## EXERCISE MATERIAL
= = =

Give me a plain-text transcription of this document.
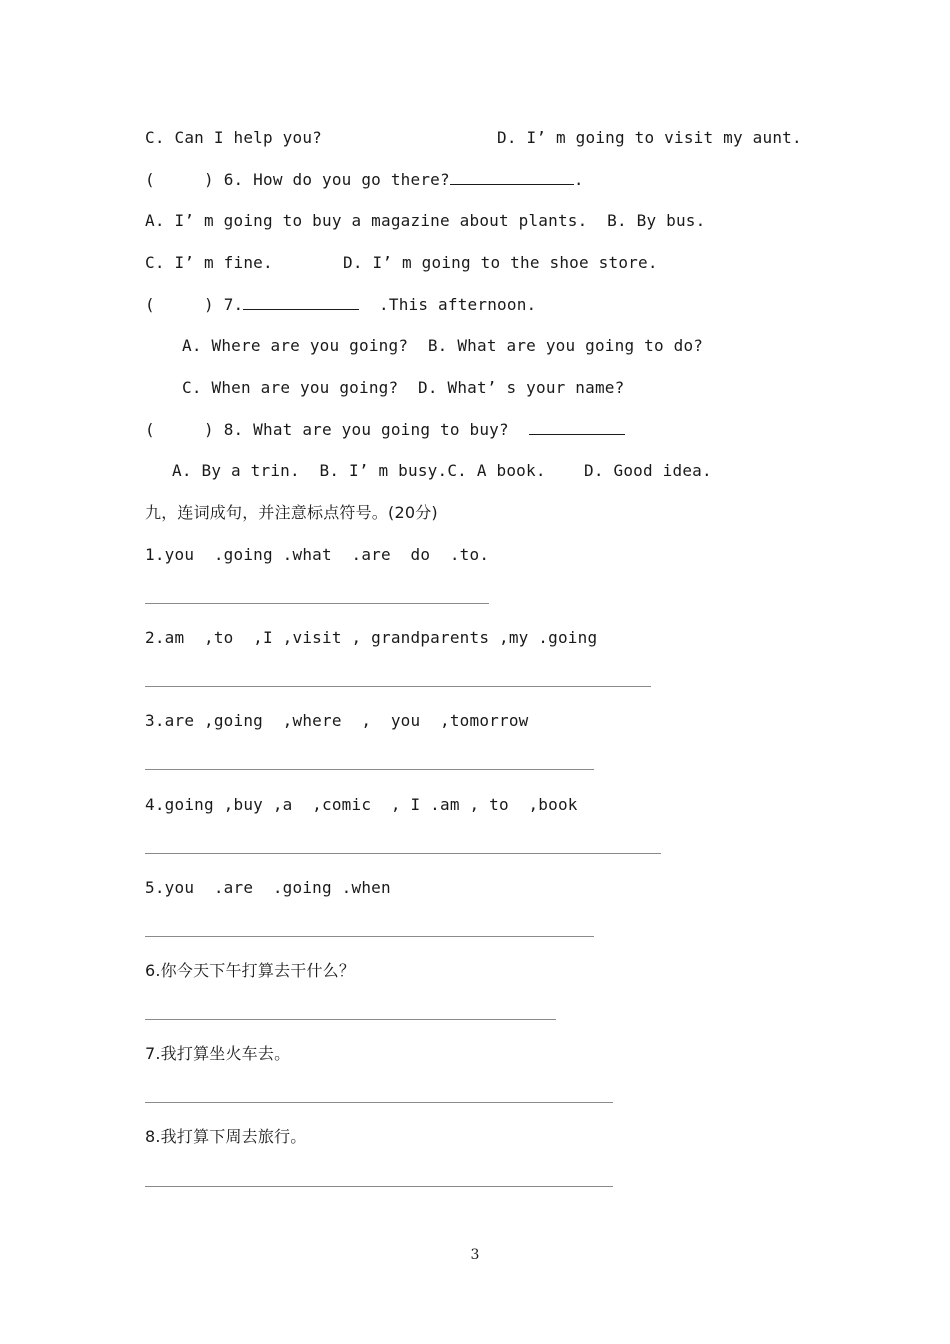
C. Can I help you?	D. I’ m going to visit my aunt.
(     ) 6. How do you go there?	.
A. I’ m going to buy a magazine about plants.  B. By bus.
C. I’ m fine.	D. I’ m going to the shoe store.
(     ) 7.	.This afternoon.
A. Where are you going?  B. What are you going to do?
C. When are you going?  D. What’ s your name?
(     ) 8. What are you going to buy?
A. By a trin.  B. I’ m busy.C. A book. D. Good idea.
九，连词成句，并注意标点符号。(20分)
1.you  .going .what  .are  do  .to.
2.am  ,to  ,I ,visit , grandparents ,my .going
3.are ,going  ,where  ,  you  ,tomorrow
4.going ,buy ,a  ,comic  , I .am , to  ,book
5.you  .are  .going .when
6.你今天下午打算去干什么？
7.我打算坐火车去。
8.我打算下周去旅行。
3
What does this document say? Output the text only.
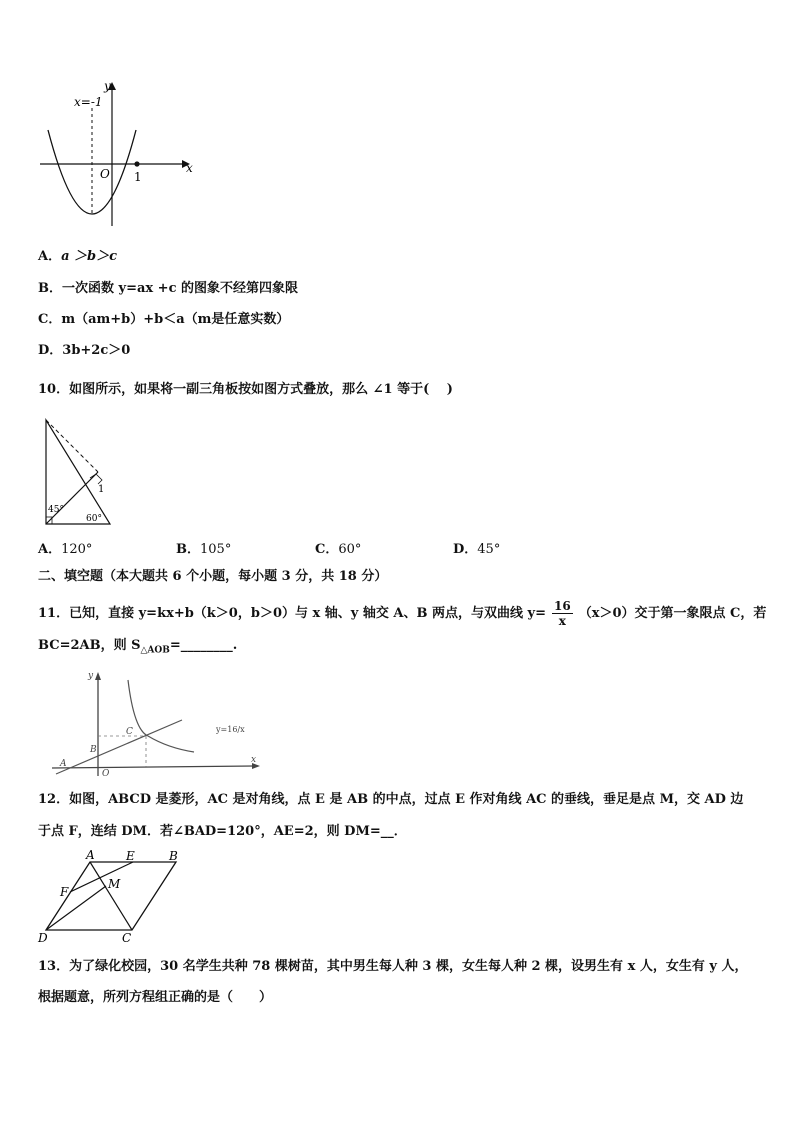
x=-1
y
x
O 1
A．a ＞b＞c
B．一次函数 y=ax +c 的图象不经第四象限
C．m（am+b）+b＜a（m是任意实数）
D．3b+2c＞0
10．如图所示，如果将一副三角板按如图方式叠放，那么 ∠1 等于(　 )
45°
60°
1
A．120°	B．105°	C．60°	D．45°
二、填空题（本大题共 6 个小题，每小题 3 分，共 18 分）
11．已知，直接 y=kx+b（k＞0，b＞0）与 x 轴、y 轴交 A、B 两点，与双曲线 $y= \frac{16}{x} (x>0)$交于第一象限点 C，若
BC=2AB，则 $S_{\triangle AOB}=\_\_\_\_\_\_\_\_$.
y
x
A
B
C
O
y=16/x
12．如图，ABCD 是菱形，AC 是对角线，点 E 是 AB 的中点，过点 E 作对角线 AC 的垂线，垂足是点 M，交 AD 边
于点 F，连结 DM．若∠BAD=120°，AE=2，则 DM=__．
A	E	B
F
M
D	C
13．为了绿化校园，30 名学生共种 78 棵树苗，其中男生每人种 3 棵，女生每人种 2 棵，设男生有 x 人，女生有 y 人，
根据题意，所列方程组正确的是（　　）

= = =

## PROMPT
Word for word, restate the lines from the one containing "What does this" through the end of the listing, and nothing more. Skip the pictures.

## OUTPUT OF THE TASK
What does this document say? Output the text only.
x=-1
y
x
O 1
A．a ＞b＞c
B．一次函数 y=ax +c 的图象不经第四象限
C．m（am+b）+b＜a（m是任意实数）
D．3b+2c＞0
10．如图所示，如果将一副三角板按如图方式叠放，那么 ∠1 等于(　 )
45°
60°
1
A．120°	B．105°	C．60°	D．45°
二、填空题（本大题共 6 个小题，每小题 3 分，共 18 分）
11．已知，直接 y=kx+b（k＞0，b＞0）与 x 轴、y 轴交 A、B 两点，与双曲线 $y= \frac{16}{x} (x>0)$交于第一象限点 C，若
BC=2AB，则 $S_{\triangle AOB}=\_\_\_\_\_\_\_\_$.
y
x
A
B
C
O
y=16/x
12．如图，ABCD 是菱形，AC 是对角线，点 E 是 AB 的中点，过点 E 作对角线 AC 的垂线，垂足是点 M，交 AD 边
于点 F，连结 DM．若∠BAD=120°，AE=2，则 DM=__．
A	E	B
F
M
D	C
13．为了绿化校园，30 名学生共种 78 棵树苗，其中男生每人种 3 棵，女生每人种 2 棵，设男生有 x 人，女生有 y 人，
根据题意，所列方程组正确的是（　　）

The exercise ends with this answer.